START SOURCE MATERIAL

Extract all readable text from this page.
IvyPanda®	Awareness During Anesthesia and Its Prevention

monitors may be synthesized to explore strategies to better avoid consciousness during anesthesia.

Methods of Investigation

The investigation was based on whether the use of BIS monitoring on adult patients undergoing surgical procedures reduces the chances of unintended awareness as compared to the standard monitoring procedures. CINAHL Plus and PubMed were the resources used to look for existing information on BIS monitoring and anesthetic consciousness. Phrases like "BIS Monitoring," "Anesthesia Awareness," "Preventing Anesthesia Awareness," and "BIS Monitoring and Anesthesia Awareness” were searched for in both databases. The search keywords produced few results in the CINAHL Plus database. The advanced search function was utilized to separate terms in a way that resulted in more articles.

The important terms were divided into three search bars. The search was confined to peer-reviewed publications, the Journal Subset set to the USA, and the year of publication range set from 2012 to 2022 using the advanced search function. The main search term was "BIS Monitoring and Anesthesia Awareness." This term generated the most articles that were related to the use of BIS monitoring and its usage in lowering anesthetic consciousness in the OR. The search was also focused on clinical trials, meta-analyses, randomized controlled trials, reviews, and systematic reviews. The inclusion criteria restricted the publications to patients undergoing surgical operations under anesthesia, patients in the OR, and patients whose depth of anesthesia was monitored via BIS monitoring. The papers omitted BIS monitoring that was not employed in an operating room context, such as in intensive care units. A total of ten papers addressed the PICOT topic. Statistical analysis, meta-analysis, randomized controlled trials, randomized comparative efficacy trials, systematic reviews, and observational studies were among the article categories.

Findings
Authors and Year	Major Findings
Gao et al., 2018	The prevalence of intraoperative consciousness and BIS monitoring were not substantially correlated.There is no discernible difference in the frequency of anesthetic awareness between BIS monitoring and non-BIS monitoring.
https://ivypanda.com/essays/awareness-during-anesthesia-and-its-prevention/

END SOURCE MATERIAL

Your task is to copy every entry above, exactly as written.

■ **RESULT**:
Extract all readable text from this page.
IvyPanda®	Awareness During Anesthesia and Its Prevention

monitors may be synthesized to explore strategies to better avoid consciousness during anesthesia.

Methods of Investigation

The investigation was based on whether the use of BIS monitoring on adult patients undergoing surgical procedures reduces the chances of unintended awareness as compared to the standard monitoring procedures. CINAHL Plus and PubMed were the resources used to look for existing information on BIS monitoring and anesthetic consciousness. Phrases like "BIS Monitoring," "Anesthesia Awareness," "Preventing Anesthesia Awareness," and "BIS Monitoring and Anesthesia Awareness” were searched for in both databases. The search keywords produced few results in the CINAHL Plus database. The advanced search function was utilized to separate terms in a way that resulted in more articles.

The important terms were divided into three search bars. The search was confined to peer-reviewed publications, the Journal Subset set to the USA, and the year of publication range set from 2012 to 2022 using the advanced search function. The main search term was "BIS Monitoring and Anesthesia Awareness." This term generated the most articles that were related to the use of BIS monitoring and its usage in lowering anesthetic consciousness in the OR. The search was also focused on clinical trials, meta-analyses, randomized controlled trials, reviews, and systematic reviews. The inclusion criteria restricted the publications to patients undergoing surgical operations under anesthesia, patients in the OR, and patients whose depth of anesthesia was monitored via BIS monitoring. The papers omitted BIS monitoring that was not employed in an operating room context, such as in intensive care units. A total of ten papers addressed the PICOT topic. Statistical analysis, meta-analysis, randomized controlled trials, randomized comparative efficacy trials, systematic reviews, and observational studies were among the article categories.

Findings
Authors and Year	Major Findings
Gao et al., 2018	The prevalence of intraoperative consciousness and BIS monitoring were not substantially correlated.There is no discernible difference in the frequency of anesthetic awareness between BIS monitoring and non-BIS monitoring.
https://ivypanda.com/essays/awareness-during-anesthesia-and-its-prevention/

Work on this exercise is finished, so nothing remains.